- _SHORT TASK_
Every line containing the word "placeholder" needs to be found and copied.

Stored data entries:
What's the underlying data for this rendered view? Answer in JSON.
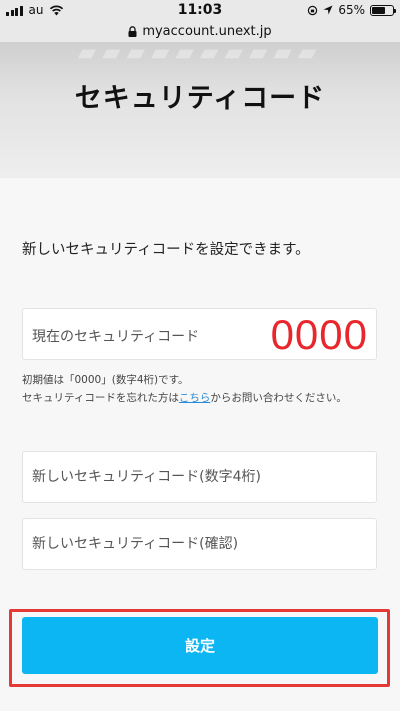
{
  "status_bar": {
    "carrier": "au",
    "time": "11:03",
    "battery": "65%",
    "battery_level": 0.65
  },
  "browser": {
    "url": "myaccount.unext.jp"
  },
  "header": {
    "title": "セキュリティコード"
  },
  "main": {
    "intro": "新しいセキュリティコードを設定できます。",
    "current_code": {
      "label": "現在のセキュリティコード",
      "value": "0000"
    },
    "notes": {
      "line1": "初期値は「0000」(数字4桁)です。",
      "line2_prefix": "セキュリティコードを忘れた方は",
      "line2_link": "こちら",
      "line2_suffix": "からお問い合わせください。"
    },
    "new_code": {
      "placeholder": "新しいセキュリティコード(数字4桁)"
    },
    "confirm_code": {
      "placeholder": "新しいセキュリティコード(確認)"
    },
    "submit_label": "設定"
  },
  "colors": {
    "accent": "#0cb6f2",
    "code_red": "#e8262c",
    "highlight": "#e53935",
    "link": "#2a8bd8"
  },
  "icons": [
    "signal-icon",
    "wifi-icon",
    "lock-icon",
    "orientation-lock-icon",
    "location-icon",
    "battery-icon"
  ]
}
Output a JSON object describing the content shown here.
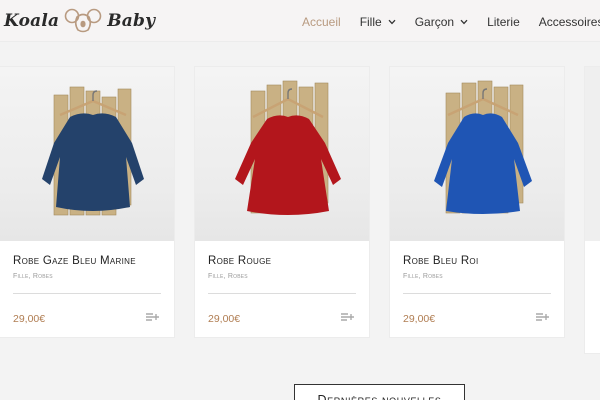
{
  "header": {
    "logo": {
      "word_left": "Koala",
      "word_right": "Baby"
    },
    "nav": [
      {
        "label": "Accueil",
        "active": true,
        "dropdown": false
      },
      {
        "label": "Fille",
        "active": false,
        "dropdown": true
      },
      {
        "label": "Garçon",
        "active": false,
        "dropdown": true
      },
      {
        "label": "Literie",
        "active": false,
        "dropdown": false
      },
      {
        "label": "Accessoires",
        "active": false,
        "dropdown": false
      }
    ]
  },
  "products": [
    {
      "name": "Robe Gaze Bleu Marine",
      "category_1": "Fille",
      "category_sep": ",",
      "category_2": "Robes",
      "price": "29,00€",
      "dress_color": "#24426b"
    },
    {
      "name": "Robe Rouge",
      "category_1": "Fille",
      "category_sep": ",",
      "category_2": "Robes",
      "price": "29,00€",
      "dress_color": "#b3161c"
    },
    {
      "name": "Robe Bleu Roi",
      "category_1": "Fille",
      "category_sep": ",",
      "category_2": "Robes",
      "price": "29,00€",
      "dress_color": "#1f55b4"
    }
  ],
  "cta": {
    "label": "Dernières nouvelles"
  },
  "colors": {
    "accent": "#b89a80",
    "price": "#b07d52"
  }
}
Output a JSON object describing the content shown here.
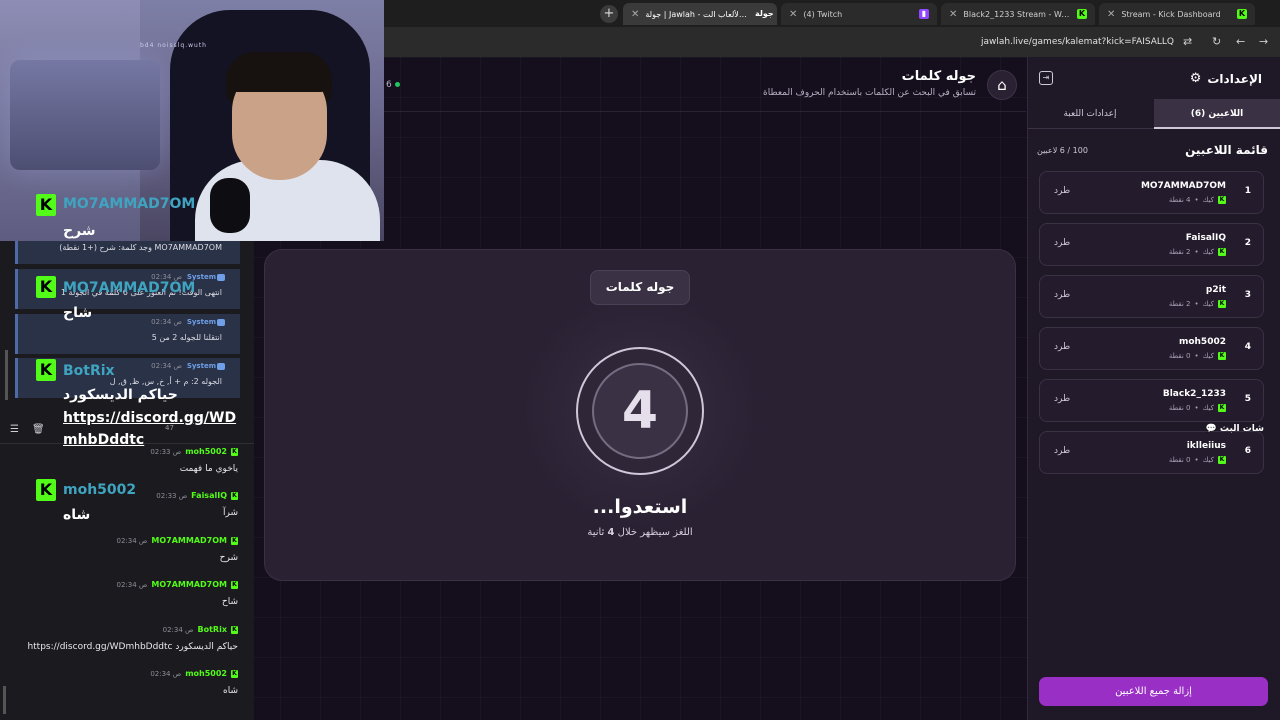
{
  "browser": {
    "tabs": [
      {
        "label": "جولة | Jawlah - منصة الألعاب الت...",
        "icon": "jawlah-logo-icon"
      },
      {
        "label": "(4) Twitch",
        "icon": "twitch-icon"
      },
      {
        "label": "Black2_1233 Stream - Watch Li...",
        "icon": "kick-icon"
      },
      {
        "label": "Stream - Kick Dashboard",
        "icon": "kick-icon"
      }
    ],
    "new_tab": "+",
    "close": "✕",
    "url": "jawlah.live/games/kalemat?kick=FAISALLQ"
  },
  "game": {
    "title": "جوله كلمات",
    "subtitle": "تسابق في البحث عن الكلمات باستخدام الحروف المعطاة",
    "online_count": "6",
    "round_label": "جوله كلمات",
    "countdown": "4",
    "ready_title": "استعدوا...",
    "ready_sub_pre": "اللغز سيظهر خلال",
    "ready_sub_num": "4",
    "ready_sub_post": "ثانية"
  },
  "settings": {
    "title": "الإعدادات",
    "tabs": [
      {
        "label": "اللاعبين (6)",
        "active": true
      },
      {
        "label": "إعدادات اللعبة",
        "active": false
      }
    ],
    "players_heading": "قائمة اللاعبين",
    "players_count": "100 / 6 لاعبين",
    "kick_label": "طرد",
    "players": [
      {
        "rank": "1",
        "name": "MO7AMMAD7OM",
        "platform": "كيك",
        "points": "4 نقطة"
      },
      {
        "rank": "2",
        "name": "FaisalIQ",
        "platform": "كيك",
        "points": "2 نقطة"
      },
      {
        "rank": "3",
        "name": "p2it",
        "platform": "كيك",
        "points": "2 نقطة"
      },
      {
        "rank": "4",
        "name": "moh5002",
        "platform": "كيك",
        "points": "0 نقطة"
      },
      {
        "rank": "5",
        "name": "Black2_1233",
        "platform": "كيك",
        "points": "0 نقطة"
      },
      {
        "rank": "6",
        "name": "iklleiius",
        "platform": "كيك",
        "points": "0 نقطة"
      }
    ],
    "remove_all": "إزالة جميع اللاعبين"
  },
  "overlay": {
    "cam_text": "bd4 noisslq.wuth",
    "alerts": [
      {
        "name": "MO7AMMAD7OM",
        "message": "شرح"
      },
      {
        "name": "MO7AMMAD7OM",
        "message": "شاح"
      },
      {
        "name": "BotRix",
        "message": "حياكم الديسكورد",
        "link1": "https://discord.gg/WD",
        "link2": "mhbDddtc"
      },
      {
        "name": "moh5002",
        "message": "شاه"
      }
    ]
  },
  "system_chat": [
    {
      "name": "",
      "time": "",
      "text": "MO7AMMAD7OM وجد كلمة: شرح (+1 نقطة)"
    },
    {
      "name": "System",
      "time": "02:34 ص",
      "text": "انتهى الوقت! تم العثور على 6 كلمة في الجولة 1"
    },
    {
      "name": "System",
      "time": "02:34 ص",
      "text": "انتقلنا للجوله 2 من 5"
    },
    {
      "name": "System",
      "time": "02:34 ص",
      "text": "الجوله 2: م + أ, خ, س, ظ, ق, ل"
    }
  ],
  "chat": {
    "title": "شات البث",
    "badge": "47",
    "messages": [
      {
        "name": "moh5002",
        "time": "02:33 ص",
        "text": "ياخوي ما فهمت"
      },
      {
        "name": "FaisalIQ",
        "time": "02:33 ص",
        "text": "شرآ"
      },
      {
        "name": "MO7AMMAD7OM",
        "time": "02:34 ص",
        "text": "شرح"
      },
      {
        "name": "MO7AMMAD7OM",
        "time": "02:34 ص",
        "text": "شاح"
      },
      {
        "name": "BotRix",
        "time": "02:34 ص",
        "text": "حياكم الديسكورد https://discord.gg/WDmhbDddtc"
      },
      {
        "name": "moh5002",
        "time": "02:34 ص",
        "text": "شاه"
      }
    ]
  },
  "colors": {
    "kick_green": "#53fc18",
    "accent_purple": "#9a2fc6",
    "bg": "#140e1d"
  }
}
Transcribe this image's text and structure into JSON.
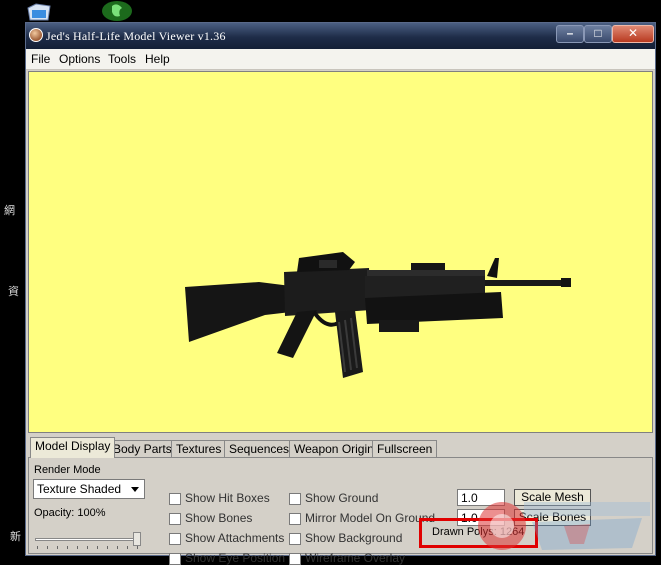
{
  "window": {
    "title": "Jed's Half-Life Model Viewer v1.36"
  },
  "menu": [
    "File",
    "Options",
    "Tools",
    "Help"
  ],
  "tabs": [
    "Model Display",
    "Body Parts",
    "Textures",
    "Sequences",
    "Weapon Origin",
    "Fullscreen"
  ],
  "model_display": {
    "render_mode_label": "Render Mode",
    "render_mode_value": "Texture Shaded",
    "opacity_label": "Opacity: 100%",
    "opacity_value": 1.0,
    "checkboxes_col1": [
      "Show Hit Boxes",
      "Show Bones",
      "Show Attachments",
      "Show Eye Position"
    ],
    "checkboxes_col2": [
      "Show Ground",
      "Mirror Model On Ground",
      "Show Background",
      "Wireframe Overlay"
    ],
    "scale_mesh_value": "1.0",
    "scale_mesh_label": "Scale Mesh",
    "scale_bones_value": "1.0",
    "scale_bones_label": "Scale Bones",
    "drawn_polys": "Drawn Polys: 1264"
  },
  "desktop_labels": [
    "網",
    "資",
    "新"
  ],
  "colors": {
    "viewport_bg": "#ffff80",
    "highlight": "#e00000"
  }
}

- _TASK ANSWER_
      "placeholder": "新しいセキュリティコード(数字4桁)"
      "placeholder": "新しいセキュリティコード(確認)"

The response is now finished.